* Start DATA FOR THIS TASK *
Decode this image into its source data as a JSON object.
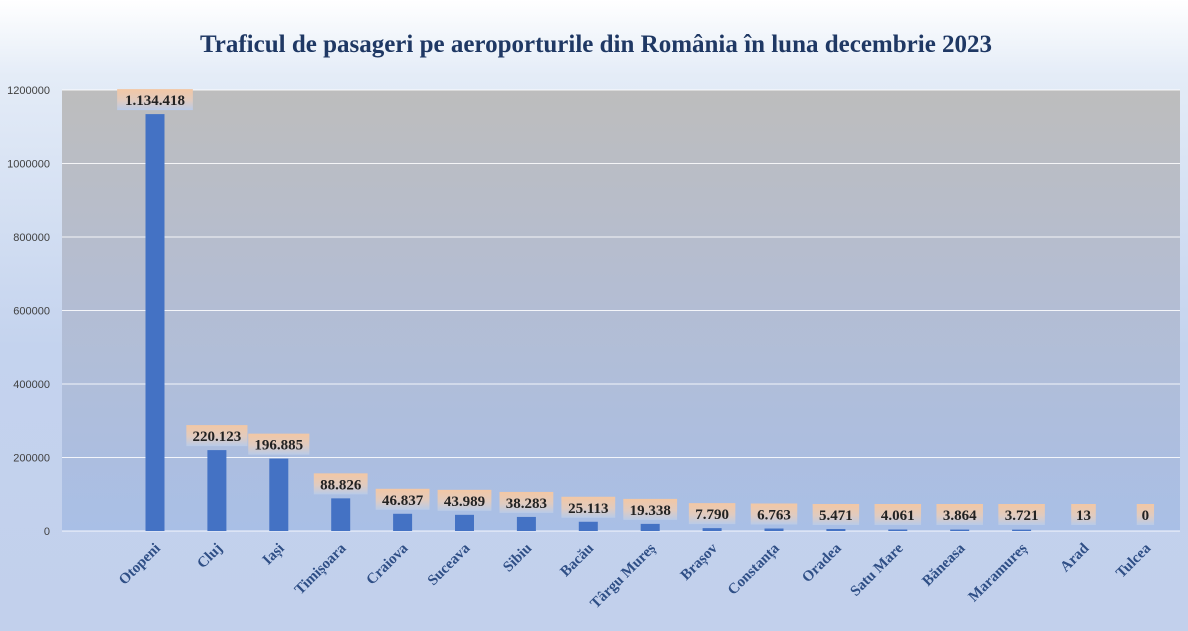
{
  "chart_data": {
    "type": "bar",
    "title": "Traficul de pasageri pe aeroporturile din România în luna decembrie 2023",
    "xlabel": "",
    "ylabel": "",
    "ylim": [
      0,
      1200000
    ],
    "yticks": [
      "0",
      "200000",
      "400000",
      "600000",
      "800000",
      "1000000",
      "1200000"
    ],
    "grid": true,
    "legend": "none",
    "bar_color": "#4472c4",
    "categories": [
      "Otopeni",
      "Cluj",
      "Iași",
      "Timișoara",
      "Craiova",
      "Suceava",
      "Sibiu",
      "Bacău",
      "Târgu Mureș",
      "Brașov",
      "Constanța",
      "Oradea",
      "Satu Mare",
      "Băneasa",
      "Maramureș",
      "Arad",
      "Tulcea"
    ],
    "values": [
      1134418,
      220123,
      196885,
      88826,
      46837,
      43989,
      38283,
      25113,
      19338,
      7790,
      6763,
      5471,
      4061,
      3864,
      3721,
      13,
      0
    ],
    "data_labels": [
      "1.134.418",
      "220.123",
      "196.885",
      "88.826",
      "46.837",
      "43.989",
      "38.283",
      "25.113",
      "19.338",
      "7.790",
      "6.763",
      "5.471",
      "4.061",
      "3.864",
      "3.721",
      "13",
      "0"
    ]
  }
}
* End DATA FOR THIS TASK *
▸ AIM: Retype the records exactly. Any image in them should not appear in what you write.

▸ ANSWER TO THE TASK:
Decode this image into its source data as a JSON object.
{
  "chart_data": {
    "type": "bar",
    "title": "Traficul de pasageri pe aeroporturile din România în luna decembrie 2023",
    "xlabel": "",
    "ylabel": "",
    "ylim": [
      0,
      1200000
    ],
    "yticks": [
      "0",
      "200000",
      "400000",
      "600000",
      "800000",
      "1000000",
      "1200000"
    ],
    "grid": true,
    "legend": "none",
    "bar_color": "#4472c4",
    "categories": [
      "Otopeni",
      "Cluj",
      "Iași",
      "Timișoara",
      "Craiova",
      "Suceava",
      "Sibiu",
      "Bacău",
      "Târgu Mureș",
      "Brașov",
      "Constanța",
      "Oradea",
      "Satu Mare",
      "Băneasa",
      "Maramureș",
      "Arad",
      "Tulcea"
    ],
    "values": [
      1134418,
      220123,
      196885,
      88826,
      46837,
      43989,
      38283,
      25113,
      19338,
      7790,
      6763,
      5471,
      4061,
      3864,
      3721,
      13,
      0
    ],
    "data_labels": [
      "1.134.418",
      "220.123",
      "196.885",
      "88.826",
      "46.837",
      "43.989",
      "38.283",
      "25.113",
      "19.338",
      "7.790",
      "6.763",
      "5.471",
      "4.061",
      "3.864",
      "3.721",
      "13",
      "0"
    ]
  }
}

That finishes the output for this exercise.